-- Start of Provided information --
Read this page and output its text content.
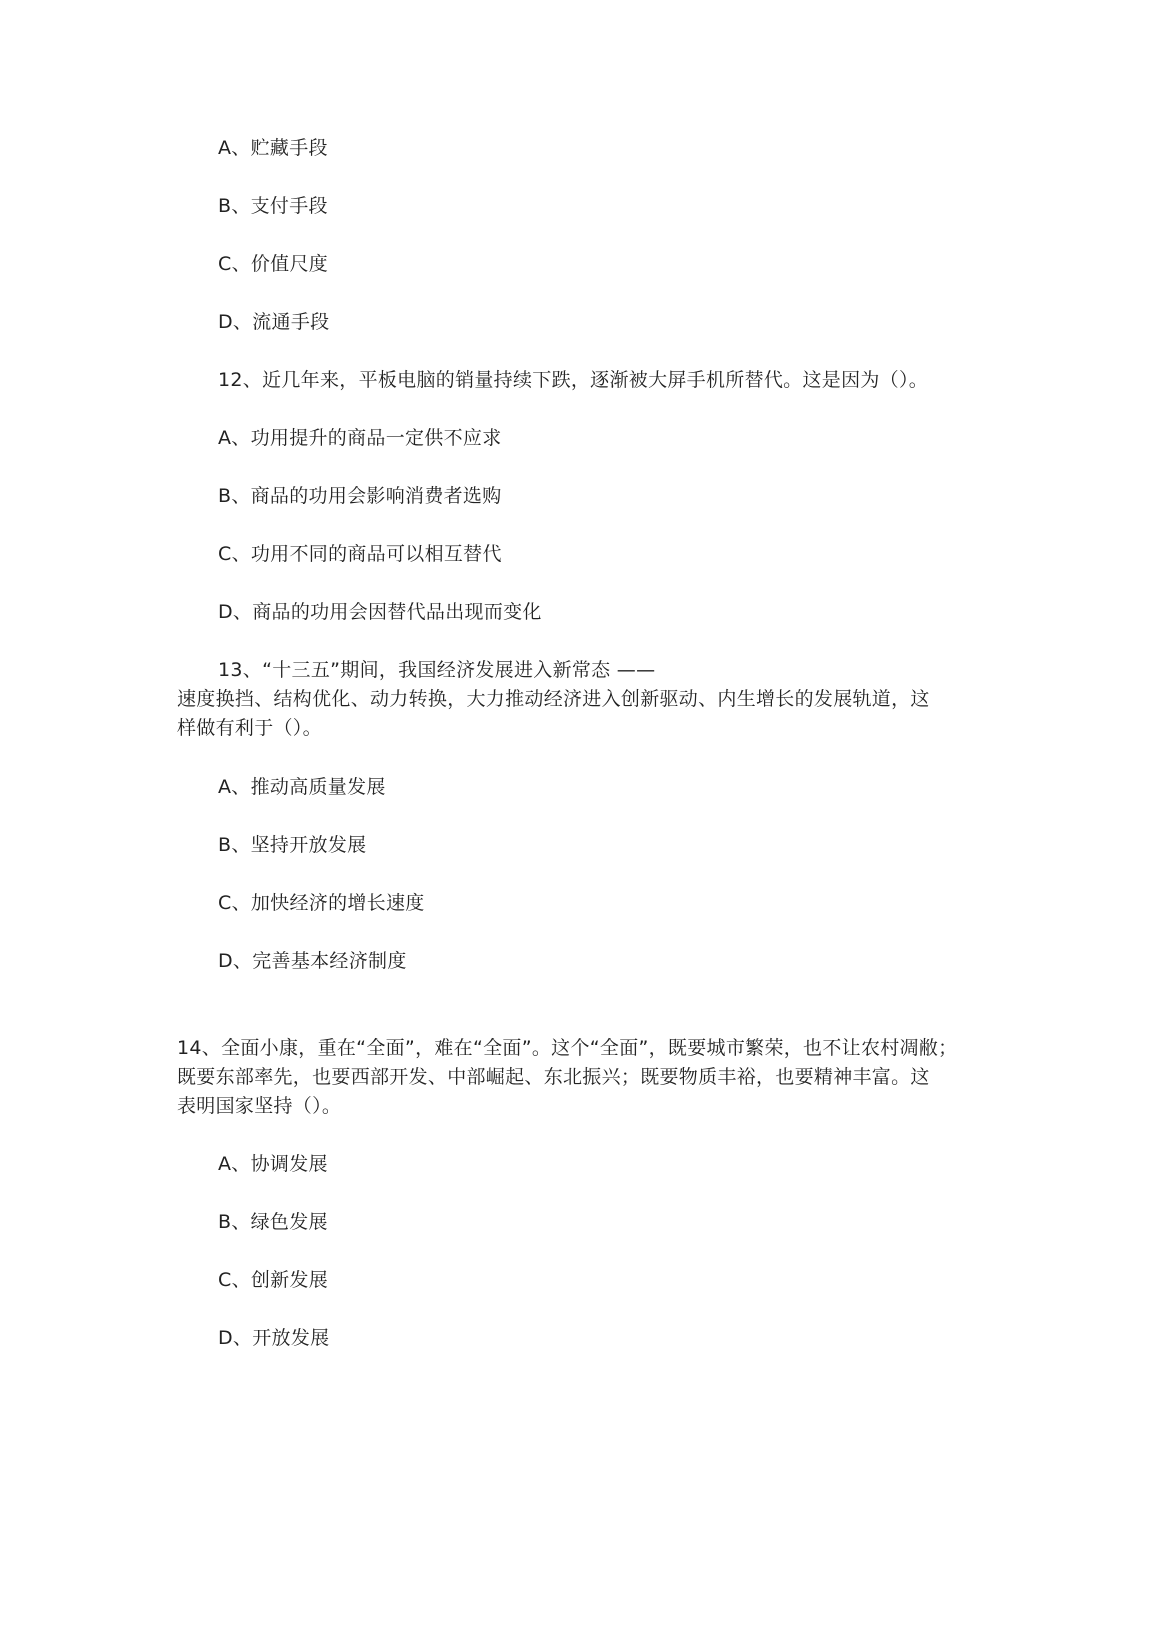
A、贮藏手段
B、支付手段
C、价值尺度
D、流通手段
12、近几年来，平板电脑的销量持续下跌，逐渐被大屏手机所替代。这是因为（）。
A、功用提升的商品一定供不应求
B、商品的功用会影响消费者选购
C、功用不同的商品可以相互替代
D、商品的功用会因替代品出现而变化
13、“十三五”期间，我国经济发展进入新常态 ——
速度换挡、结构优化、动力转换，大力推动经济进入创新驱动、内生增长的发展轨道，这
样做有利于（）。
A、推动高质量发展
B、坚持开放发展
C、加快经济的增长速度
D、完善基本经济制度
14、全面小康，重在“全面”，难在“全面”。这个“全面”，既要城市繁荣，也不让农村凋敝；
既要东部率先，也要西部开发、中部崛起、东北振兴；既要物质丰裕，也要精神丰富。这
表明国家坚持（）。
A、协调发展
B、绿色发展
C、创新发展
D、开放发展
-- End of Provided information --
Leave out the pictures and retype every line above exactly.

Read this page and output its text content.
A、贮藏手段
B、支付手段
C、价值尺度
D、流通手段
12、近几年来，平板电脑的销量持续下跌，逐渐被大屏手机所替代。这是因为（）。
A、功用提升的商品一定供不应求
B、商品的功用会影响消费者选购
C、功用不同的商品可以相互替代
D、商品的功用会因替代品出现而变化
13、“十三五”期间，我国经济发展进入新常态 ——
速度换挡、结构优化、动力转换，大力推动经济进入创新驱动、内生增长的发展轨道，这
样做有利于（）。
A、推动高质量发展
B、坚持开放发展
C、加快经济的增长速度
D、完善基本经济制度
14、全面小康，重在“全面”，难在“全面”。这个“全面”，既要城市繁荣，也不让农村凋敝；
既要东部率先，也要西部开发、中部崛起、东北振兴；既要物质丰裕，也要精神丰富。这
表明国家坚持（）。
A、协调发展
B、绿色发展
C、创新发展
D、开放发展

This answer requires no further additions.